* **WHAT YOU NEED TO DO**
Leaving out the pictures, transcribe all of the records faithfully.
#### DATA TO USE ####
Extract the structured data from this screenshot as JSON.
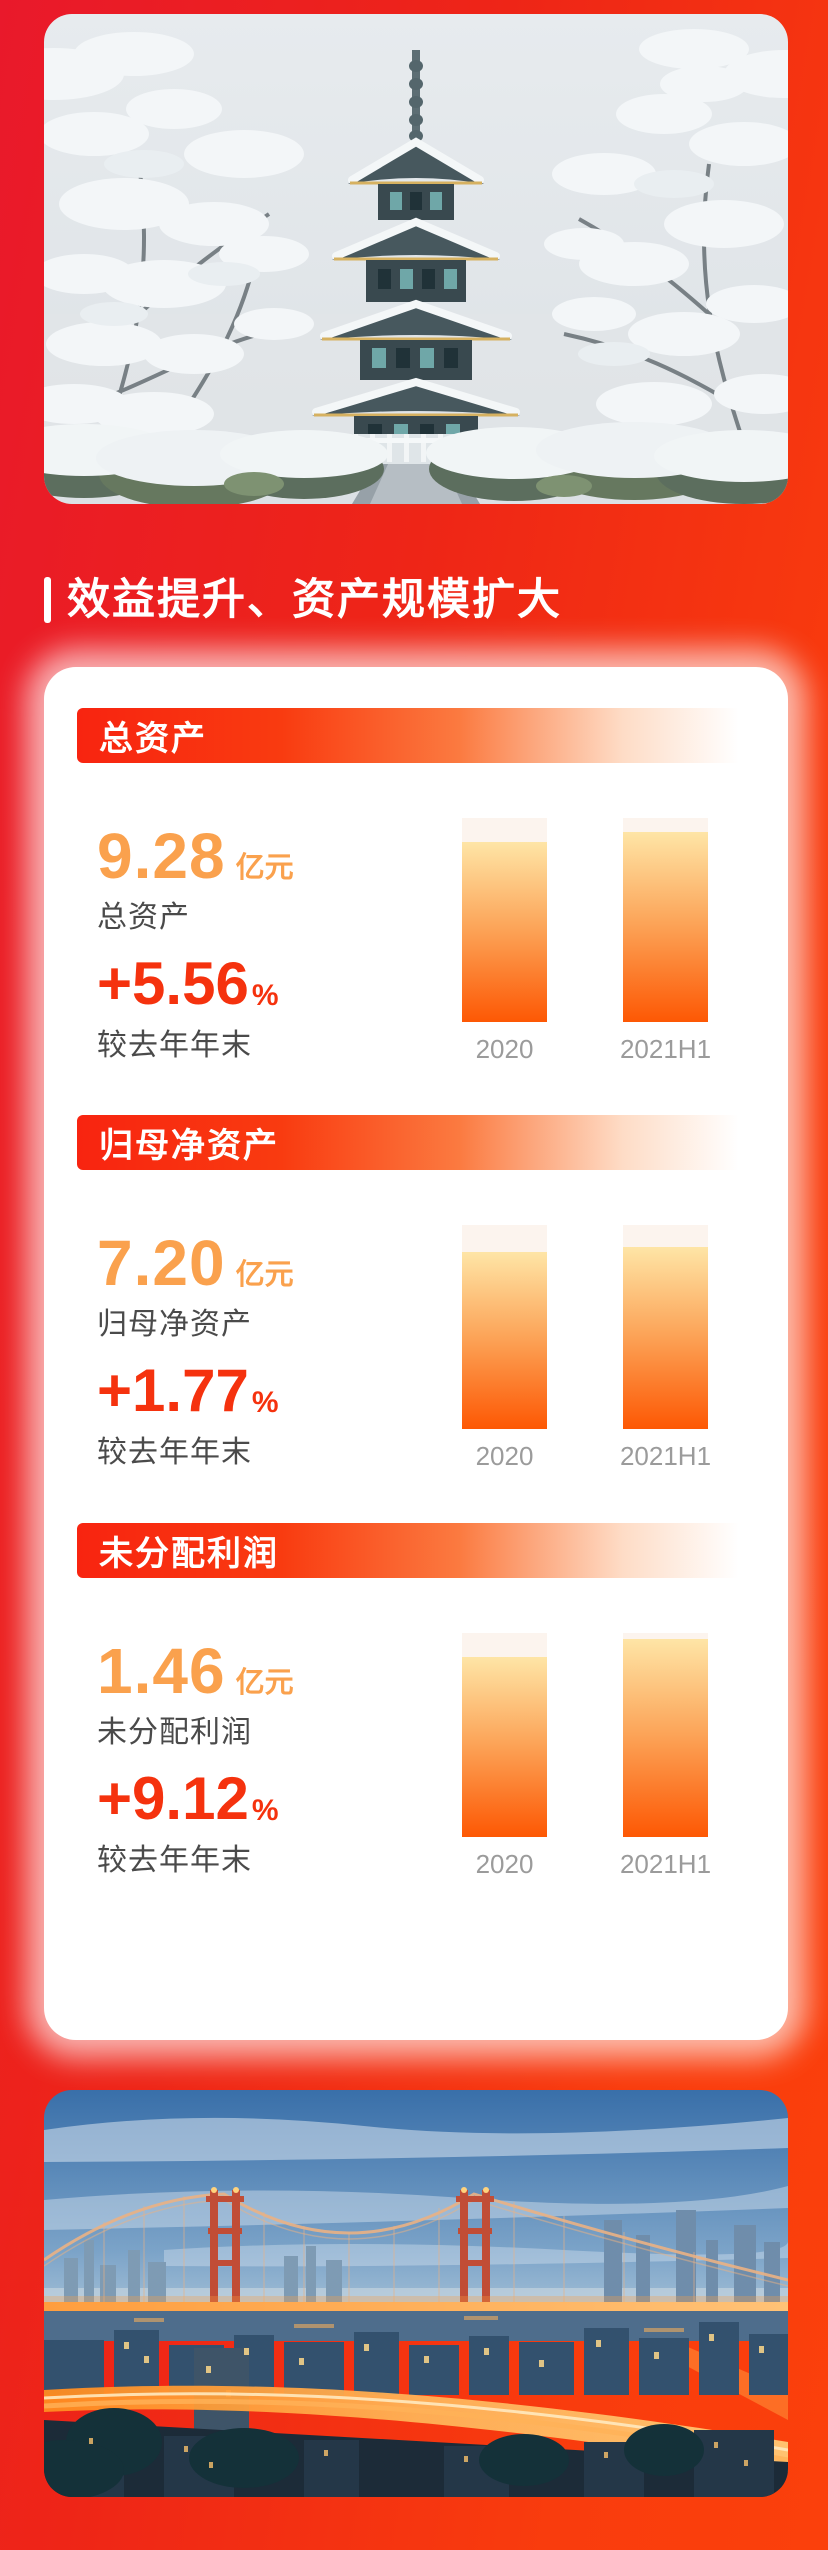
{
  "header": {
    "title": "效益提升、资产规模扩大"
  },
  "photos": {
    "top": {
      "name": "snowy-pagoda-photo",
      "description": "snow-covered pagoda among snowy trees"
    },
    "bottom": {
      "name": "night-bridge-photo",
      "description": "suspension bridge and city at dusk with glowing lights"
    }
  },
  "sections": [
    {
      "header": "总资产",
      "value": "9.28",
      "unit": "亿元",
      "label": "总资产",
      "change": "+5.56",
      "change_unit": "%",
      "change_label": "较去年年末",
      "bars": [
        {
          "label": "2020",
          "height_pct": 88
        },
        {
          "label": "2021H1",
          "height_pct": 93
        }
      ]
    },
    {
      "header": "归母净资产",
      "value": "7.20",
      "unit": "亿元",
      "label": "归母净资产",
      "change": "+1.77",
      "change_unit": "%",
      "change_label": "较去年年末",
      "bars": [
        {
          "label": "2020",
          "height_pct": 87
        },
        {
          "label": "2021H1",
          "height_pct": 89
        }
      ]
    },
    {
      "header": "未分配利润",
      "value": "1.46",
      "unit": "亿元",
      "label": "未分配利润",
      "change": "+9.12",
      "change_unit": "%",
      "change_label": "较去年年末",
      "bars": [
        {
          "label": "2020",
          "height_pct": 88
        },
        {
          "label": "2021H1",
          "height_pct": 97
        }
      ]
    }
  ],
  "chart_data": [
    {
      "type": "bar",
      "title": "总资产",
      "categories": [
        "2020",
        "2021H1"
      ],
      "values": [
        8.79,
        9.28
      ],
      "values_estimated": true,
      "unit": "亿元",
      "displayed_value": "9.28 亿元",
      "displayed_change": "+5.56%",
      "change_basis": "较去年年末",
      "ylim": [
        0,
        10
      ]
    },
    {
      "type": "bar",
      "title": "归母净资产",
      "categories": [
        "2020",
        "2021H1"
      ],
      "values": [
        7.07,
        7.2
      ],
      "values_estimated": true,
      "unit": "亿元",
      "displayed_value": "7.20 亿元",
      "displayed_change": "+1.77%",
      "change_basis": "较去年年末",
      "ylim": [
        0,
        8
      ]
    },
    {
      "type": "bar",
      "title": "未分配利润",
      "categories": [
        "2020",
        "2021H1"
      ],
      "values": [
        1.34,
        1.46
      ],
      "values_estimated": true,
      "unit": "亿元",
      "displayed_value": "1.46 亿元",
      "displayed_change": "+9.12%",
      "change_basis": "较去年年末",
      "ylim": [
        0,
        1.5
      ]
    }
  ],
  "colors": {
    "background_left": "#e9192b",
    "background_right": "#fb400c",
    "value_orange": "#faa14d",
    "change_red": "#f5320e",
    "bar_gradient_top": "#fee5a6",
    "bar_gradient_bottom": "#fd5804",
    "bar_track": "#fcf4ee",
    "text_gray": "#4a4a4a",
    "axis_label_gray": "#9b9b9b"
  }
}
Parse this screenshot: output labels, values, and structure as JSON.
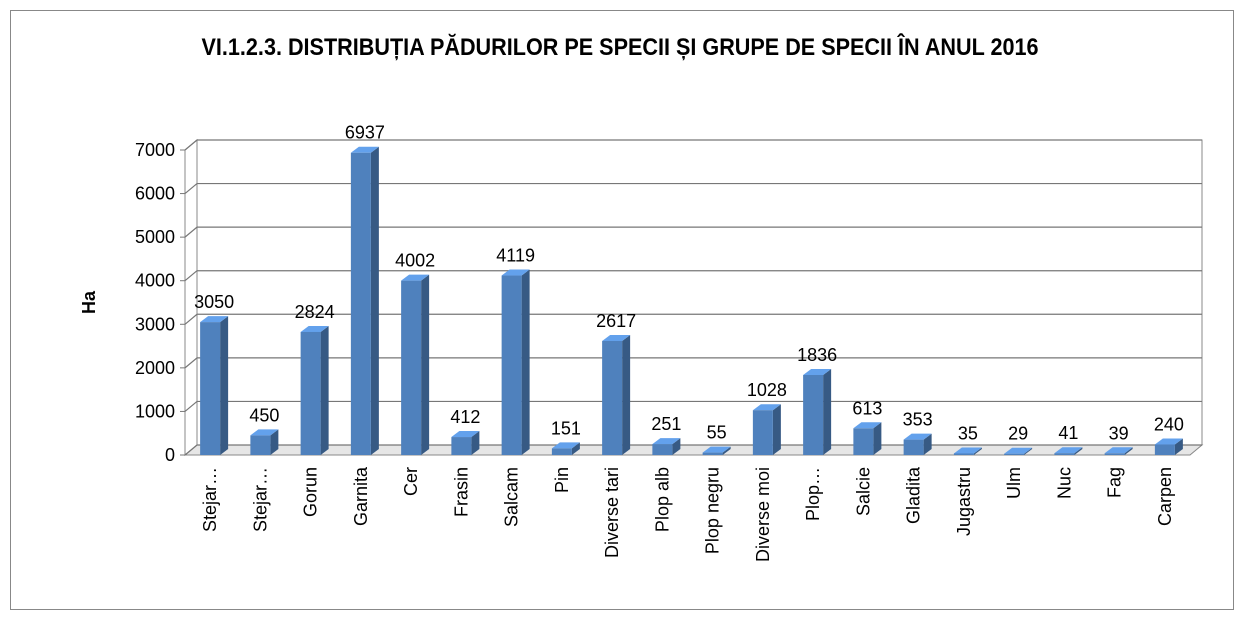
####
* **FINISHED EXERCISE**
Extract the structured data from this screenshot as JSON.
{
  "header": {
    "title": "效益提升、资产规模扩大"
  },
  "photos": {
    "top": {
      "name": "snowy-pagoda-photo",
      "description": "snow-covered pagoda among snowy trees"
    },
    "bottom": {
      "name": "night-bridge-photo",
      "description": "suspension bridge and city at dusk with glowing lights"
    }
  },
  "sections": [
    {
      "header": "总资产",
      "value": "9.28",
      "unit": "亿元",
      "label": "总资产",
      "change": "+5.56",
      "change_unit": "%",
      "change_label": "较去年年末",
      "bars": [
        {
          "label": "2020",
          "height_pct": 88
        },
        {
          "label": "2021H1",
          "height_pct": 93
        }
      ]
    },
    {
      "header": "归母净资产",
      "value": "7.20",
      "unit": "亿元",
      "label": "归母净资产",
      "change": "+1.77",
      "change_unit": "%",
      "change_label": "较去年年末",
      "bars": [
        {
          "label": "2020",
          "height_pct": 87
        },
        {
          "label": "2021H1",
          "height_pct": 89
        }
      ]
    },
    {
      "header": "未分配利润",
      "value": "1.46",
      "unit": "亿元",
      "label": "未分配利润",
      "change": "+9.12",
      "change_unit": "%",
      "change_label": "较去年年末",
      "bars": [
        {
          "label": "2020",
          "height_pct": 88
        },
        {
          "label": "2021H1",
          "height_pct": 97
        }
      ]
    }
  ],
  "chart_data": [
    {
      "type": "bar",
      "title": "总资产",
      "categories": [
        "2020",
        "2021H1"
      ],
      "values": [
        8.79,
        9.28
      ],
      "values_estimated": true,
      "unit": "亿元",
      "displayed_value": "9.28 亿元",
      "displayed_change": "+5.56%",
      "change_basis": "较去年年末",
      "ylim": [
        0,
        10
      ]
    },
    {
      "type": "bar",
      "title": "归母净资产",
      "categories": [
        "2020",
        "2021H1"
      ],
      "values": [
        7.07,
        7.2
      ],
      "values_estimated": true,
      "unit": "亿元",
      "displayed_value": "7.20 亿元",
      "displayed_change": "+1.77%",
      "change_basis": "较去年年末",
      "ylim": [
        0,
        8
      ]
    },
    {
      "type": "bar",
      "title": "未分配利润",
      "categories": [
        "2020",
        "2021H1"
      ],
      "values": [
        1.34,
        1.46
      ],
      "values_estimated": true,
      "unit": "亿元",
      "displayed_value": "1.46 亿元",
      "displayed_change": "+9.12%",
      "change_basis": "较去年年末",
      "ylim": [
        0,
        1.5
      ]
    }
  ],
  "colors": {
    "background_left": "#e9192b",
    "background_right": "#fb400c",
    "value_orange": "#faa14d",
    "change_red": "#f5320e",
    "bar_gradient_top": "#fee5a6",
    "bar_gradient_bottom": "#fd5804",
    "bar_track": "#fcf4ee",
    "text_gray": "#4a4a4a",
    "axis_label_gray": "#9b9b9b"
  }
}
Parse this screenshot: output labels, values, and structure as JSON.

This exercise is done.